SET PROBLEM:
Copy every one of these lines word for word, leaving out the pictures.

Collection entries:
— BEGIN —

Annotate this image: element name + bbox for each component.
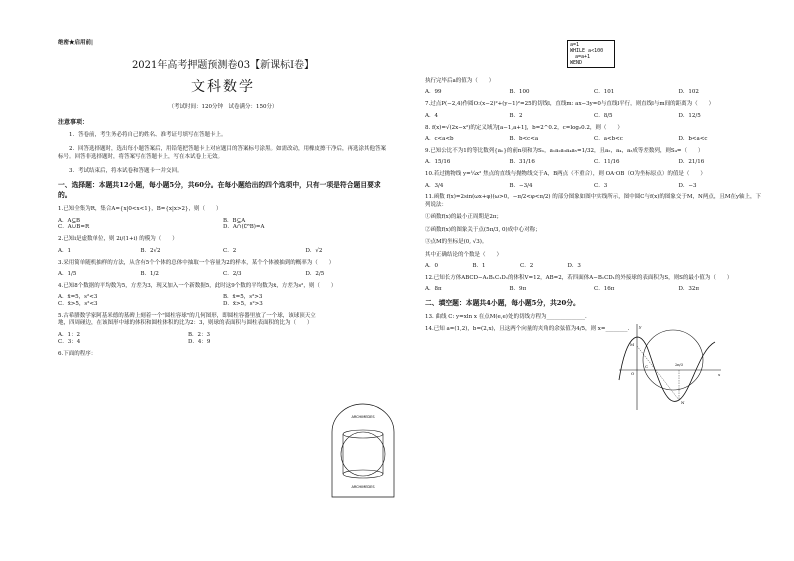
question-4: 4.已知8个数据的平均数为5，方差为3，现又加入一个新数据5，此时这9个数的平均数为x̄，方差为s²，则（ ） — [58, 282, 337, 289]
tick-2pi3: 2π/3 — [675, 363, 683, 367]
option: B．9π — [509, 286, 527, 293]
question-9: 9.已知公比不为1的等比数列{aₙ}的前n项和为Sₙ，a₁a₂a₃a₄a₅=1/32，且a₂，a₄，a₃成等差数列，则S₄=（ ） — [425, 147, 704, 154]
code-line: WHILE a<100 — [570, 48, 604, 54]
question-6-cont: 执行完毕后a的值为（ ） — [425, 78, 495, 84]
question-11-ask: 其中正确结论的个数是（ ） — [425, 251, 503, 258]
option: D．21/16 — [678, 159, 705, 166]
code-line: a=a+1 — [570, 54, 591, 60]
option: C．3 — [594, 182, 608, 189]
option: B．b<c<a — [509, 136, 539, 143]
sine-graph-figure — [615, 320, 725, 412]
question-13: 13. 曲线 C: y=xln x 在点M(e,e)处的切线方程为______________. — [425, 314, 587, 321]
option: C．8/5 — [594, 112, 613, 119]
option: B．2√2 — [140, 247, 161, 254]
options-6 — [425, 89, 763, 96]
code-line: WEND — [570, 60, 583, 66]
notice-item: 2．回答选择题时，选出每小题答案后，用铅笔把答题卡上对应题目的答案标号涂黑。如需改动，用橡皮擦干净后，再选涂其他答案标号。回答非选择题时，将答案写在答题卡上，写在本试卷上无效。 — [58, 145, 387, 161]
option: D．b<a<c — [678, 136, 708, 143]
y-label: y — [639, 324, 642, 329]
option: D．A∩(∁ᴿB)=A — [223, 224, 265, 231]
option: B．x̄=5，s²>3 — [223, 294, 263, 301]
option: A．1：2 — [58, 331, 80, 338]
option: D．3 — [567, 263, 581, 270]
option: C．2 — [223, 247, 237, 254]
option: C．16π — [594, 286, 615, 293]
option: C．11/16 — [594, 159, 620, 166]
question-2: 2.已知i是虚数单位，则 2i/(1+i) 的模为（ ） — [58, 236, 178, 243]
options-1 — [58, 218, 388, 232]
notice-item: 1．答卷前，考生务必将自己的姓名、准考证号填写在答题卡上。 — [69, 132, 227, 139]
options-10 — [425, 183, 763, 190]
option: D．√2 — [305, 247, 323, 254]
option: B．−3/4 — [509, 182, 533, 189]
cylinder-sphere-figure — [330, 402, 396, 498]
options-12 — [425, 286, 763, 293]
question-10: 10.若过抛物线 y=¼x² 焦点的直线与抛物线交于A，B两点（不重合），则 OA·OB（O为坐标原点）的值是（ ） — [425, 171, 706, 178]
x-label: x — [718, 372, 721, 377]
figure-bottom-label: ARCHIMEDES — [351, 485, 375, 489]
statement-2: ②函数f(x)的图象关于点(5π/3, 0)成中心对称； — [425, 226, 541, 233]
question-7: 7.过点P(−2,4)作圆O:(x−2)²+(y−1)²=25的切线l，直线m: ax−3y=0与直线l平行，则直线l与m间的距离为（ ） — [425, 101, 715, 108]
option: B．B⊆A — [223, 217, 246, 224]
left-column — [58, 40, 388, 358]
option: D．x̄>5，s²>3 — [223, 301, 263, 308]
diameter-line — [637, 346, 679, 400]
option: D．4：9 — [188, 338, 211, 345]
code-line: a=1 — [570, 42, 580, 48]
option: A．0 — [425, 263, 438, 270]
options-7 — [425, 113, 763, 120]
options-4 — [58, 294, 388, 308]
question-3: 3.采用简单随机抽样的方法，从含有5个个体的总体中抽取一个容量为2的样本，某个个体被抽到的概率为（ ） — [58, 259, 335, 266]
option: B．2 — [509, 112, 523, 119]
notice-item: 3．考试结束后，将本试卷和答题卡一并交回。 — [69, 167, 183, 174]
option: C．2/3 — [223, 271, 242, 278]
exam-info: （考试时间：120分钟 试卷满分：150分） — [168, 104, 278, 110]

— END —

ANSWER TO THIS EXERCISE:
Annotate this image: element name + bbox for each component.
question-4: 4.已知8个数据的平均数为5，方差为3，现又加入一个新数据5，此时这9个数的平均数为x̄，方差为s²，则（ ） — [58, 282, 337, 289]
tick-2pi3: 2π/3 — [675, 363, 683, 367]
option: B．9π — [509, 286, 527, 293]
question-9: 9.已知公比不为1的等比数列{aₙ}的前n项和为Sₙ，a₁a₂a₃a₄a₅=1/32，且a₂，a₄，a₃成等差数列，则S₄=（ ） — [425, 147, 704, 154]
code-line: WHILE a<100 — [570, 48, 604, 54]
question-6-cont: 执行完毕后a的值为（ ） — [425, 78, 495, 84]
question-11-ask: 其中正确结论的个数是（ ） — [425, 251, 503, 258]
option: D．21/16 — [678, 159, 705, 166]
code-line: a=a+1 — [570, 54, 591, 60]
option: C．3 — [594, 182, 608, 189]
option: B．b<c<a — [509, 136, 539, 143]
sine-graph-figure — [615, 320, 725, 412]
question-13: 13. 曲线 C: y=xln x 在点M(e,e)处的切线方程为______________. — [425, 314, 587, 321]
option: C．8/5 — [594, 112, 613, 119]
option: B．2√2 — [140, 247, 161, 254]
options-6 — [425, 89, 763, 96]
code-line: WEND — [570, 60, 583, 66]
notice-item: 2．回答选择题时，选出每小题答案后，用铅笔把答题卡上对应题目的答案标号涂黑。如需改动，用橡皮擦干净后，再选涂其他答案标号。回答非选择题时，将答案写在答题卡上，写在本试卷上无效。 — [58, 145, 387, 161]
option: D．b<a<c — [678, 136, 708, 143]
y-label: y — [639, 324, 642, 329]
option: D．A∩(∁ᴿB)=A — [223, 224, 265, 231]
option: B．x̄=5，s²>3 — [223, 294, 263, 301]
option: A．1：2 — [58, 331, 80, 338]
option: D．3 — [567, 263, 581, 270]
option: C．2 — [223, 247, 237, 254]
option: C．16π — [594, 286, 615, 293]
option: C．11/16 — [594, 159, 620, 166]
question-2: 2.已知i是虚数单位，则 2i/(1+i) 的模为（ ） — [58, 236, 178, 243]
options-1 — [58, 218, 388, 232]
notice-item: 1．答卷前，考生务必将自己的姓名、准考证号填写在答题卡上。 — [69, 132, 227, 139]
options-10 — [425, 183, 763, 190]
option: D．√2 — [305, 247, 323, 254]
option: B．−3/4 — [509, 182, 533, 189]
cylinder-sphere-figure — [330, 402, 396, 498]
options-12 — [425, 286, 763, 293]
question-10: 10.若过抛物线 y=¼x² 焦点的直线与抛物线交于A，B两点（不重合），则 OA·OB（O为坐标原点）的值是（ ） — [425, 171, 706, 178]
x-label: x — [718, 372, 721, 377]
figure-bottom-label: ARCHIMEDES — [351, 485, 375, 489]
statement-2: ②函数f(x)的图象关于点(5π/3, 0)成中心对称； — [425, 226, 541, 233]
question-7: 7.过点P(−2,4)作圆O:(x−2)²+(y−1)²=25的切线l，直线m: ax−3y=0与直线l平行，则直线l与m间的距离为（ ） — [425, 101, 715, 108]
option: B．B⊆A — [223, 217, 246, 224]
left-column — [58, 40, 388, 358]
option: D．x̄>5，s²>3 — [223, 301, 263, 308]
diameter-line — [637, 346, 679, 400]
option: D．4：9 — [188, 338, 211, 345]
code-line: a=1 — [570, 42, 580, 48]
option: A．0 — [425, 263, 438, 270]
options-7 — [425, 113, 763, 120]
options-4 — [58, 294, 388, 308]
question-3: 3.采用简单随机抽样的方法，从含有5个个体的总体中抽取一个容量为2的样本，某个个体被抽到的概率为（ ） — [58, 259, 335, 266]
option: B．2 — [509, 112, 523, 119]
notice-item: 3．考试结束后，将本试卷和答题卡一并交回。 — [69, 167, 183, 174]
option: C．2/3 — [223, 271, 242, 278]
exam-info: （考试时间：120分钟 试卷满分：150分） — [168, 104, 278, 110]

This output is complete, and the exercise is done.